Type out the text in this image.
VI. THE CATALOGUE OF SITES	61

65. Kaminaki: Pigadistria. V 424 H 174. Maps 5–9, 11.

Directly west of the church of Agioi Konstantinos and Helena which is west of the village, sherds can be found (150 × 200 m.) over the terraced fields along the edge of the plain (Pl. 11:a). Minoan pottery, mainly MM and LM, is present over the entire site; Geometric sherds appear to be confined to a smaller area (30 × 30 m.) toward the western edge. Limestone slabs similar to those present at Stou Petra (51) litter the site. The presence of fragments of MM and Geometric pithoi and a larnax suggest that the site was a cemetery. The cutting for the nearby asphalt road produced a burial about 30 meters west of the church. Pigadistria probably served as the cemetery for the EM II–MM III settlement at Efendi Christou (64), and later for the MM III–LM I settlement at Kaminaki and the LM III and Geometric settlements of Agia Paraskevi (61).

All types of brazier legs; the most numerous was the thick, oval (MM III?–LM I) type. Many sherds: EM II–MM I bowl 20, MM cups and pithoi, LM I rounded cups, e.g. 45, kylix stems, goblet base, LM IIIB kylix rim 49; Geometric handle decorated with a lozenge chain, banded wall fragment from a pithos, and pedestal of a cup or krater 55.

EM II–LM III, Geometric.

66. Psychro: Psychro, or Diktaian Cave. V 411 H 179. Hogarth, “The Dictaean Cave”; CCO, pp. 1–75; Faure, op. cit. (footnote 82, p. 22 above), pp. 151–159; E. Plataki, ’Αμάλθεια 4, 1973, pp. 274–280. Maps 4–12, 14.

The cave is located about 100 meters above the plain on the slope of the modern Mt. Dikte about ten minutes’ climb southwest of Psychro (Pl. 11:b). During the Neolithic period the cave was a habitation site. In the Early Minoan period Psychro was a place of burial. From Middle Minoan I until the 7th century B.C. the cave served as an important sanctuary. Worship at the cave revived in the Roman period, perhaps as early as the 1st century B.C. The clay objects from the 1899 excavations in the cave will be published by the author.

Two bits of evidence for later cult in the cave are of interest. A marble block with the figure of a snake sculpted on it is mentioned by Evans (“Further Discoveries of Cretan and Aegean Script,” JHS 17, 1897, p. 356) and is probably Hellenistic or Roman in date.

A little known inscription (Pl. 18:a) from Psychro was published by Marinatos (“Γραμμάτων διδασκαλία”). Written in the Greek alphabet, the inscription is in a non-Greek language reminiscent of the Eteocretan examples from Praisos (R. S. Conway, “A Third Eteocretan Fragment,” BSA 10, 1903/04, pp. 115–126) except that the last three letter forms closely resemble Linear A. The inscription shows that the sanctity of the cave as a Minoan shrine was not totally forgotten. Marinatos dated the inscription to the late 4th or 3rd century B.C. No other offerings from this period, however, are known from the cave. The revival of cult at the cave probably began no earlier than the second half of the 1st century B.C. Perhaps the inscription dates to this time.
#####
__INSTRUCTIONS TO FOLLOW__
Reproduce every line from the entries that holds the word "about".

__OUTPUT FOR THIS TASK__
Directly west of the church of Agioi Konstantinos and Helena which is west of the village, sherds can be found (150 × 200 m.) over the terraced fields along the edge of the plain (Pl. 11:a). Minoan pottery, mainly MM and LM, is present over the entire site; Geometric sherds appear to be confined to a smaller area (30 × 30 m.) toward the western edge. Limestone slabs similar to those present at Stou Petra (51) litter the site. The presence of fragments of MM and Geometric pithoi and a larnax suggest that the site was a cemetery. The cutting for the nearby asphalt road produced a burial about 30 meters west of the church. Pigadistria probably served as the cemetery for the EM II–MM III settlement at Efendi Christou (64), and later for the MM III–LM I settlement at Kaminaki and the LM III and Geometric settlements of Agia Paraskevi (61).
The cave is located about 100 meters above the plain on the slope of the modern Mt. Dikte about ten minutes’ climb southwest of Psychro (Pl. 11:b). During the Neolithic period the cave was a habitation site. In the Early Minoan period Psychro was a place of burial. From Middle Minoan I until the 7th century B.C. the cave served as an important sanctuary. Worship at the cave revived in the Roman period, perhaps as early as the 1st century B.C. The clay objects from the 1899 excavations in the cave will be published by the author.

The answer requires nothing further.